**** LISTED ENTRIES

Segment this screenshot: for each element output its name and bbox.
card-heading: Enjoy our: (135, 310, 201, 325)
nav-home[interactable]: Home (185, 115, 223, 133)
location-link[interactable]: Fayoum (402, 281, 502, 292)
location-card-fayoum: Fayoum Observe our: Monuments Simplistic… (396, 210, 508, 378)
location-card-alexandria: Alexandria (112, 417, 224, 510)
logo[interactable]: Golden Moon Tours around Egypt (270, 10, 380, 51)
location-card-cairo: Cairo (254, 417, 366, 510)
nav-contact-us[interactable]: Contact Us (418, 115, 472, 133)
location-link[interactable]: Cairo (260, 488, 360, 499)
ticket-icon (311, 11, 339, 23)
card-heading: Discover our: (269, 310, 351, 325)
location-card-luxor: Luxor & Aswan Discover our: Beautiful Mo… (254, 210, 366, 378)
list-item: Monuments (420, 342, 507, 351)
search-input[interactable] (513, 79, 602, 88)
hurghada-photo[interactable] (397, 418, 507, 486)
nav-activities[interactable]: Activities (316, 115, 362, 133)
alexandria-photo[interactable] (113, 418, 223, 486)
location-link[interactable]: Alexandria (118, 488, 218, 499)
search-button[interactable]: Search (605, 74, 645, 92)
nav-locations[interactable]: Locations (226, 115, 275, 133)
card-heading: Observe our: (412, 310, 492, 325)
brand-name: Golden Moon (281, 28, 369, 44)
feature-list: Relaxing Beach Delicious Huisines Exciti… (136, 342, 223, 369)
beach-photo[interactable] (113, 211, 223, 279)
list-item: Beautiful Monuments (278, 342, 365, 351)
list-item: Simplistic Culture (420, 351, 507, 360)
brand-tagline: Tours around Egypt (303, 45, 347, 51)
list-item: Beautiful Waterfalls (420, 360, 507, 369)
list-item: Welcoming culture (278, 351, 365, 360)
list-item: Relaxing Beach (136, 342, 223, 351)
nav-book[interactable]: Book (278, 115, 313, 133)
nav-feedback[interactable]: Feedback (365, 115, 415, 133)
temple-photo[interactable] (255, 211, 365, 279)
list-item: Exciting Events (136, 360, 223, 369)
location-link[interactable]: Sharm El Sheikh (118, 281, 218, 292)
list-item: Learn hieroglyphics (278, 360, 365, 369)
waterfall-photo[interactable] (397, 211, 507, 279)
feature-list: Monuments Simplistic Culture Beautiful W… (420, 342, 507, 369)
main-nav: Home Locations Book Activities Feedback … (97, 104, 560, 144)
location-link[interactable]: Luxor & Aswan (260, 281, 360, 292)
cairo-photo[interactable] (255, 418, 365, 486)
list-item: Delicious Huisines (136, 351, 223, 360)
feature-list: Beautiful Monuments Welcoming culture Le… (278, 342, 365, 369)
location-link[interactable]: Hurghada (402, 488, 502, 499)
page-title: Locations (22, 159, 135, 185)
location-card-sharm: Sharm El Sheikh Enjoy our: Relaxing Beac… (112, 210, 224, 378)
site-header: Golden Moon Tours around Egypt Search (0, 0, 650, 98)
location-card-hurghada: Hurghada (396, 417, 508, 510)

********

### WHAT TO WORK ON
Copy out all of the material above line for line, with no changes.

### EXERCISE RESULT
Segment this screenshot: for each element output its name and bbox.
card-heading: Enjoy our: (135, 310, 201, 325)
nav-home[interactable]: Home (185, 115, 223, 133)
location-link[interactable]: Fayoum (402, 281, 502, 292)
location-card-fayoum: Fayoum Observe our: Monuments Simplistic… (396, 210, 508, 378)
location-card-alexandria: Alexandria (112, 417, 224, 510)
logo[interactable]: Golden Moon Tours around Egypt (270, 10, 380, 51)
location-card-cairo: Cairo (254, 417, 366, 510)
nav-contact-us[interactable]: Contact Us (418, 115, 472, 133)
location-link[interactable]: Cairo (260, 488, 360, 499)
ticket-icon (311, 11, 339, 23)
card-heading: Discover our: (269, 310, 351, 325)
location-card-luxor: Luxor & Aswan Discover our: Beautiful Mo… (254, 210, 366, 378)
list-item: Monuments (420, 342, 507, 351)
search-input[interactable] (513, 79, 602, 88)
hurghada-photo[interactable] (397, 418, 507, 486)
nav-activities[interactable]: Activities (316, 115, 362, 133)
alexandria-photo[interactable] (113, 418, 223, 486)
location-link[interactable]: Alexandria (118, 488, 218, 499)
search-button[interactable]: Search (605, 74, 645, 92)
nav-locations[interactable]: Locations (226, 115, 275, 133)
card-heading: Observe our: (412, 310, 492, 325)
brand-name: Golden Moon (281, 28, 369, 44)
feature-list: Relaxing Beach Delicious Huisines Exciti… (136, 342, 223, 369)
beach-photo[interactable] (113, 211, 223, 279)
list-item: Beautiful Monuments (278, 342, 365, 351)
list-item: Simplistic Culture (420, 351, 507, 360)
brand-tagline: Tours around Egypt (303, 45, 347, 51)
list-item: Beautiful Waterfalls (420, 360, 507, 369)
list-item: Welcoming culture (278, 351, 365, 360)
list-item: Relaxing Beach (136, 342, 223, 351)
nav-book[interactable]: Book (278, 115, 313, 133)
nav-feedback[interactable]: Feedback (365, 115, 415, 133)
temple-photo[interactable] (255, 211, 365, 279)
list-item: Exciting Events (136, 360, 223, 369)
location-link[interactable]: Sharm El Sheikh (118, 281, 218, 292)
list-item: Learn hieroglyphics (278, 360, 365, 369)
waterfall-photo[interactable] (397, 211, 507, 279)
feature-list: Monuments Simplistic Culture Beautiful W… (420, 342, 507, 369)
main-nav: Home Locations Book Activities Feedback … (97, 104, 560, 144)
location-link[interactable]: Luxor & Aswan (260, 281, 360, 292)
cairo-photo[interactable] (255, 418, 365, 486)
list-item: Delicious Huisines (136, 351, 223, 360)
feature-list: Beautiful Monuments Welcoming culture Le… (278, 342, 365, 369)
location-link[interactable]: Hurghada (402, 488, 502, 499)
page-title: Locations (22, 159, 135, 185)
location-card-sharm: Sharm El Sheikh Enjoy our: Relaxing Beac… (112, 210, 224, 378)
site-header: Golden Moon Tours around Egypt Search (0, 0, 650, 98)
location-card-hurghada: Hurghada (396, 417, 508, 510)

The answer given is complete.